(Structured figure records)
========

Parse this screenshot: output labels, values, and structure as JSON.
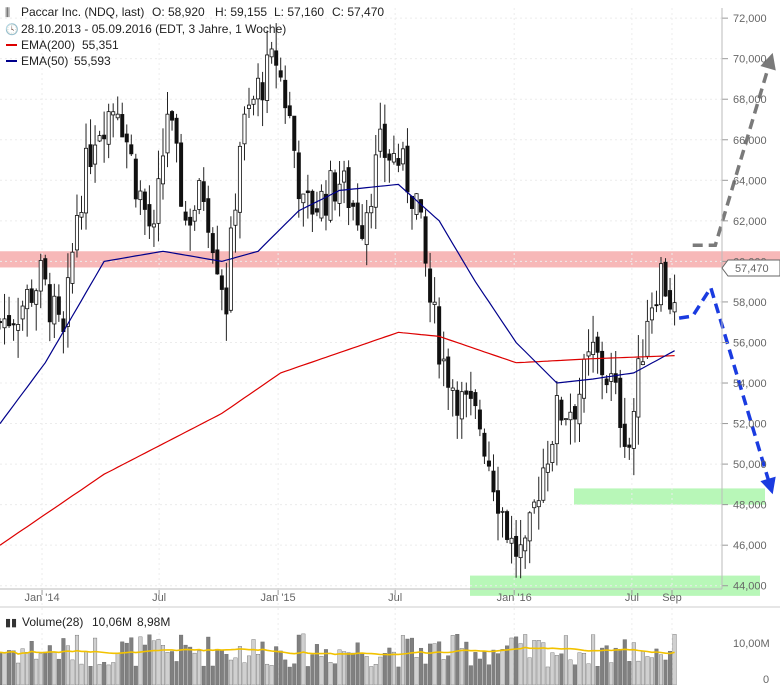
{
  "header": {
    "title": "Paccar Inc. (NDQ, last)",
    "open": "O: 58,920",
    "high": "H: 59,155",
    "low": "L: 57,160",
    "close": "C: 57,470",
    "range": "28.10.2013 - 05.09.2016 (EDT, 3 Jahre, 1 Woche)",
    "ema200_label": "EMA(200)",
    "ema200_value": "55,351",
    "ema50_label": "EMA(50)",
    "ema50_value": "55,593"
  },
  "volume": {
    "label": "Volume(28)",
    "value": "10,06M",
    "avg": "8,98M",
    "ticks": [
      "10,00M",
      "0"
    ]
  },
  "last_price_label": "57,470",
  "colors": {
    "ema200": "#dd0000",
    "ema50": "#00008b",
    "resistance_zone": "#f4a0a0",
    "support_zone": "#a6f5a6",
    "bull_arrow": "#7a7a7a",
    "bear_arrow": "#1a3be0",
    "volume_avg": "#f2c200"
  },
  "chart_data": {
    "type": "candlestick",
    "x_tick_labels": [
      "Jan '14",
      "Jul",
      "Jan '15",
      "Jul",
      "Jan '16",
      "Jul",
      "Sep"
    ],
    "x_tick_dates": [
      "2014-01-01",
      "2014-07-01",
      "2015-01-01",
      "2015-07-01",
      "2016-01-01",
      "2016-07-01",
      "2016-09-01"
    ],
    "y_ticks": [
      44000,
      46000,
      48000,
      50000,
      52000,
      54000,
      56000,
      58000,
      60000,
      62000,
      64000,
      66000,
      68000,
      70000,
      72000
    ],
    "y_tick_labels": [
      "44,000",
      "46,000",
      "48,000",
      "50,000",
      "52,000",
      "54,000",
      "56,000",
      "58,000",
      "60,000",
      "62,000",
      "64,000",
      "66,000",
      "68,000",
      "70,000",
      "72,000"
    ],
    "ylim": [
      43000,
      72500
    ],
    "xlim": [
      "2013-10-28",
      "2017-02-15"
    ],
    "close_path": [
      {
        "date": "2013-10-28",
        "close": 57.0
      },
      {
        "date": "2013-11-25",
        "close": 57.6
      },
      {
        "date": "2013-12-30",
        "close": 59.2
      },
      {
        "date": "2014-02-03",
        "close": 56.0
      },
      {
        "date": "2014-02-24",
        "close": 62.5
      },
      {
        "date": "2014-03-24",
        "close": 66.5
      },
      {
        "date": "2014-04-28",
        "close": 68.0
      },
      {
        "date": "2014-05-26",
        "close": 64.0
      },
      {
        "date": "2014-06-23",
        "close": 61.0
      },
      {
        "date": "2014-07-14",
        "close": 67.5
      },
      {
        "date": "2014-08-11",
        "close": 62.0
      },
      {
        "date": "2014-09-08",
        "close": 63.5
      },
      {
        "date": "2014-10-13",
        "close": 58.0
      },
      {
        "date": "2014-11-03",
        "close": 66.0
      },
      {
        "date": "2014-12-01",
        "close": 68.5
      },
      {
        "date": "2014-12-29",
        "close": 70.0
      },
      {
        "date": "2015-01-19",
        "close": 67.0
      },
      {
        "date": "2015-02-09",
        "close": 62.5
      },
      {
        "date": "2015-03-09",
        "close": 63.0
      },
      {
        "date": "2015-04-06",
        "close": 64.0
      },
      {
        "date": "2015-05-11",
        "close": 62.0
      },
      {
        "date": "2015-06-08",
        "close": 65.5
      },
      {
        "date": "2015-07-06",
        "close": 65.0
      },
      {
        "date": "2015-08-03",
        "close": 63.0
      },
      {
        "date": "2015-08-24",
        "close": 58.0
      },
      {
        "date": "2015-09-14",
        "close": 55.0
      },
      {
        "date": "2015-10-12",
        "close": 53.0
      },
      {
        "date": "2015-11-09",
        "close": 52.0
      },
      {
        "date": "2015-12-07",
        "close": 48.5
      },
      {
        "date": "2015-12-28",
        "close": 46.0
      },
      {
        "date": "2016-01-18",
        "close": 45.3
      },
      {
        "date": "2016-02-08",
        "close": 49.0
      },
      {
        "date": "2016-03-07",
        "close": 52.5
      },
      {
        "date": "2016-04-04",
        "close": 53.0
      },
      {
        "date": "2016-05-02",
        "close": 55.5
      },
      {
        "date": "2016-05-30",
        "close": 54.0
      },
      {
        "date": "2016-06-27",
        "close": 51.0
      },
      {
        "date": "2016-07-25",
        "close": 57.5
      },
      {
        "date": "2016-08-15",
        "close": 59.5
      },
      {
        "date": "2016-09-05",
        "close": 57.47
      }
    ],
    "ema50": [
      {
        "date": "2013-10-28",
        "value": 52.0
      },
      {
        "date": "2014-01-06",
        "value": 55.0
      },
      {
        "date": "2014-04-07",
        "value": 60.0
      },
      {
        "date": "2014-07-07",
        "value": 60.5
      },
      {
        "date": "2014-10-06",
        "value": 60.0
      },
      {
        "date": "2014-12-01",
        "value": 60.5
      },
      {
        "date": "2015-02-02",
        "value": 62.5
      },
      {
        "date": "2015-04-06",
        "value": 63.5
      },
      {
        "date": "2015-07-06",
        "value": 63.8
      },
      {
        "date": "2015-09-07",
        "value": 62.0
      },
      {
        "date": "2015-11-02",
        "value": 59.0
      },
      {
        "date": "2016-01-04",
        "value": 56.0
      },
      {
        "date": "2016-03-07",
        "value": 54.0
      },
      {
        "date": "2016-05-02",
        "value": 54.2
      },
      {
        "date": "2016-07-04",
        "value": 54.5
      },
      {
        "date": "2016-09-05",
        "value": 55.593
      }
    ],
    "ema200": [
      {
        "date": "2013-10-28",
        "value": 46.0
      },
      {
        "date": "2014-04-07",
        "value": 49.5
      },
      {
        "date": "2014-10-06",
        "value": 52.5
      },
      {
        "date": "2015-01-05",
        "value": 54.5
      },
      {
        "date": "2015-04-06",
        "value": 55.5
      },
      {
        "date": "2015-07-06",
        "value": 56.5
      },
      {
        "date": "2015-09-07",
        "value": 56.3
      },
      {
        "date": "2016-01-04",
        "value": 55.0
      },
      {
        "date": "2016-05-02",
        "value": 55.2
      },
      {
        "date": "2016-09-05",
        "value": 55.351
      }
    ],
    "resistance_zone": [
      59.7,
      60.5
    ],
    "support_zones": [
      [
        48.0,
        48.8
      ],
      [
        43.5,
        44.5
      ]
    ],
    "bull_arrow_path": [
      {
        "date": "2016-10-03",
        "value": 60.8
      },
      {
        "date": "2016-11-07",
        "value": 60.8
      },
      {
        "date": "2017-02-01",
        "value": 70.0
      }
    ],
    "bear_arrow_path": [
      {
        "date": "2016-09-12",
        "value": 57.2
      },
      {
        "date": "2016-10-03",
        "value": 57.3
      },
      {
        "date": "2016-10-31",
        "value": 58.7
      },
      {
        "date": "2017-02-01",
        "value": 48.8
      }
    ]
  }
}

========

### INSTRUCTIONS FOR THE TASK
Without the pictures, reproduce every line of the records above exactly.

### ANSWER TO THIS EXERCISE
Parse this screenshot: output labels, values, and structure as JSON.
{
  "header": {
    "title": "Paccar Inc. (NDQ, last)",
    "open": "O: 58,920",
    "high": "H: 59,155",
    "low": "L: 57,160",
    "close": "C: 57,470",
    "range": "28.10.2013 - 05.09.2016 (EDT, 3 Jahre, 1 Woche)",
    "ema200_label": "EMA(200)",
    "ema200_value": "55,351",
    "ema50_label": "EMA(50)",
    "ema50_value": "55,593"
  },
  "volume": {
    "label": "Volume(28)",
    "value": "10,06M",
    "avg": "8,98M",
    "ticks": [
      "10,00M",
      "0"
    ]
  },
  "last_price_label": "57,470",
  "colors": {
    "ema200": "#dd0000",
    "ema50": "#00008b",
    "resistance_zone": "#f4a0a0",
    "support_zone": "#a6f5a6",
    "bull_arrow": "#7a7a7a",
    "bear_arrow": "#1a3be0",
    "volume_avg": "#f2c200"
  },
  "chart_data": {
    "type": "candlestick",
    "x_tick_labels": [
      "Jan '14",
      "Jul",
      "Jan '15",
      "Jul",
      "Jan '16",
      "Jul",
      "Sep"
    ],
    "x_tick_dates": [
      "2014-01-01",
      "2014-07-01",
      "2015-01-01",
      "2015-07-01",
      "2016-01-01",
      "2016-07-01",
      "2016-09-01"
    ],
    "y_ticks": [
      44000,
      46000,
      48000,
      50000,
      52000,
      54000,
      56000,
      58000,
      60000,
      62000,
      64000,
      66000,
      68000,
      70000,
      72000
    ],
    "y_tick_labels": [
      "44,000",
      "46,000",
      "48,000",
      "50,000",
      "52,000",
      "54,000",
      "56,000",
      "58,000",
      "60,000",
      "62,000",
      "64,000",
      "66,000",
      "68,000",
      "70,000",
      "72,000"
    ],
    "ylim": [
      43000,
      72500
    ],
    "xlim": [
      "2013-10-28",
      "2017-02-15"
    ],
    "close_path": [
      {
        "date": "2013-10-28",
        "close": 57.0
      },
      {
        "date": "2013-11-25",
        "close": 57.6
      },
      {
        "date": "2013-12-30",
        "close": 59.2
      },
      {
        "date": "2014-02-03",
        "close": 56.0
      },
      {
        "date": "2014-02-24",
        "close": 62.5
      },
      {
        "date": "2014-03-24",
        "close": 66.5
      },
      {
        "date": "2014-04-28",
        "close": 68.0
      },
      {
        "date": "2014-05-26",
        "close": 64.0
      },
      {
        "date": "2014-06-23",
        "close": 61.0
      },
      {
        "date": "2014-07-14",
        "close": 67.5
      },
      {
        "date": "2014-08-11",
        "close": 62.0
      },
      {
        "date": "2014-09-08",
        "close": 63.5
      },
      {
        "date": "2014-10-13",
        "close": 58.0
      },
      {
        "date": "2014-11-03",
        "close": 66.0
      },
      {
        "date": "2014-12-01",
        "close": 68.5
      },
      {
        "date": "2014-12-29",
        "close": 70.0
      },
      {
        "date": "2015-01-19",
        "close": 67.0
      },
      {
        "date": "2015-02-09",
        "close": 62.5
      },
      {
        "date": "2015-03-09",
        "close": 63.0
      },
      {
        "date": "2015-04-06",
        "close": 64.0
      },
      {
        "date": "2015-05-11",
        "close": 62.0
      },
      {
        "date": "2015-06-08",
        "close": 65.5
      },
      {
        "date": "2015-07-06",
        "close": 65.0
      },
      {
        "date": "2015-08-03",
        "close": 63.0
      },
      {
        "date": "2015-08-24",
        "close": 58.0
      },
      {
        "date": "2015-09-14",
        "close": 55.0
      },
      {
        "date": "2015-10-12",
        "close": 53.0
      },
      {
        "date": "2015-11-09",
        "close": 52.0
      },
      {
        "date": "2015-12-07",
        "close": 48.5
      },
      {
        "date": "2015-12-28",
        "close": 46.0
      },
      {
        "date": "2016-01-18",
        "close": 45.3
      },
      {
        "date": "2016-02-08",
        "close": 49.0
      },
      {
        "date": "2016-03-07",
        "close": 52.5
      },
      {
        "date": "2016-04-04",
        "close": 53.0
      },
      {
        "date": "2016-05-02",
        "close": 55.5
      },
      {
        "date": "2016-05-30",
        "close": 54.0
      },
      {
        "date": "2016-06-27",
        "close": 51.0
      },
      {
        "date": "2016-07-25",
        "close": 57.5
      },
      {
        "date": "2016-08-15",
        "close": 59.5
      },
      {
        "date": "2016-09-05",
        "close": 57.47
      }
    ],
    "ema50": [
      {
        "date": "2013-10-28",
        "value": 52.0
      },
      {
        "date": "2014-01-06",
        "value": 55.0
      },
      {
        "date": "2014-04-07",
        "value": 60.0
      },
      {
        "date": "2014-07-07",
        "value": 60.5
      },
      {
        "date": "2014-10-06",
        "value": 60.0
      },
      {
        "date": "2014-12-01",
        "value": 60.5
      },
      {
        "date": "2015-02-02",
        "value": 62.5
      },
      {
        "date": "2015-04-06",
        "value": 63.5
      },
      {
        "date": "2015-07-06",
        "value": 63.8
      },
      {
        "date": "2015-09-07",
        "value": 62.0
      },
      {
        "date": "2015-11-02",
        "value": 59.0
      },
      {
        "date": "2016-01-04",
        "value": 56.0
      },
      {
        "date": "2016-03-07",
        "value": 54.0
      },
      {
        "date": "2016-05-02",
        "value": 54.2
      },
      {
        "date": "2016-07-04",
        "value": 54.5
      },
      {
        "date": "2016-09-05",
        "value": 55.593
      }
    ],
    "ema200": [
      {
        "date": "2013-10-28",
        "value": 46.0
      },
      {
        "date": "2014-04-07",
        "value": 49.5
      },
      {
        "date": "2014-10-06",
        "value": 52.5
      },
      {
        "date": "2015-01-05",
        "value": 54.5
      },
      {
        "date": "2015-04-06",
        "value": 55.5
      },
      {
        "date": "2015-07-06",
        "value": 56.5
      },
      {
        "date": "2015-09-07",
        "value": 56.3
      },
      {
        "date": "2016-01-04",
        "value": 55.0
      },
      {
        "date": "2016-05-02",
        "value": 55.2
      },
      {
        "date": "2016-09-05",
        "value": 55.351
      }
    ],
    "resistance_zone": [
      59.7,
      60.5
    ],
    "support_zones": [
      [
        48.0,
        48.8
      ],
      [
        43.5,
        44.5
      ]
    ],
    "bull_arrow_path": [
      {
        "date": "2016-10-03",
        "value": 60.8
      },
      {
        "date": "2016-11-07",
        "value": 60.8
      },
      {
        "date": "2017-02-01",
        "value": 70.0
      }
    ],
    "bear_arrow_path": [
      {
        "date": "2016-09-12",
        "value": 57.2
      },
      {
        "date": "2016-10-03",
        "value": 57.3
      },
      {
        "date": "2016-10-31",
        "value": 58.7
      },
      {
        "date": "2017-02-01",
        "value": 48.8
      }
    ]
  }
}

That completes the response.